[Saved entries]
· · · · · · ·
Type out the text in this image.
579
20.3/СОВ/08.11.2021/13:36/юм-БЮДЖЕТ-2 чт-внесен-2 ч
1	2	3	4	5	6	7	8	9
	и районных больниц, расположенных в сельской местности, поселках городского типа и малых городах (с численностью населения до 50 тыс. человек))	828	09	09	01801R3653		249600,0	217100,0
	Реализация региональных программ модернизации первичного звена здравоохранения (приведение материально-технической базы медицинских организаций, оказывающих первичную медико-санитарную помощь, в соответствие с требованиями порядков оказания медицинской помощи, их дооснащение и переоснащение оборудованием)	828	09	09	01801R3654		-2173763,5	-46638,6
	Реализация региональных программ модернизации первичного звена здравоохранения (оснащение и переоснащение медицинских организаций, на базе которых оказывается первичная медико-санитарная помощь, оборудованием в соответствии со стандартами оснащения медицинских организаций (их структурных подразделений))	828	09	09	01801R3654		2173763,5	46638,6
· · · · · · ·
* Your goal
All of the data needs to be printed once more, exactly.

* Written solution
Type out the text in this image.
579
20.3/СОВ/08.11.2021/13:36/юм-БЮДЖЕТ-2 чт-внесен-2 ч
1	2	3	4	5	6	7	8	9
	и районных больниц, расположенных в сельской местности, поселках городского типа и малых городах (с численностью населения до 50 тыс. человек))	828	09	09	01801R3653		249600,0	217100,0
	Реализация региональных программ модернизации первичного звена здравоохранения (приведение материально-технической базы медицинских организаций, оказывающих первичную медико-санитарную помощь, в соответствие с требованиями порядков оказания медицинской помощи, их дооснащение и переоснащение оборудованием)	828	09	09	01801R3654		-2173763,5	-46638,6
	Реализация региональных программ модернизации первичного звена здравоохранения (оснащение и переоснащение медицинских организаций, на базе которых оказывается первичная медико-санитарная помощь, оборудованием в соответствии со стандартами оснащения медицинских организаций (их структурных подразделений))	828	09	09	01801R3654		2173763,5	46638,6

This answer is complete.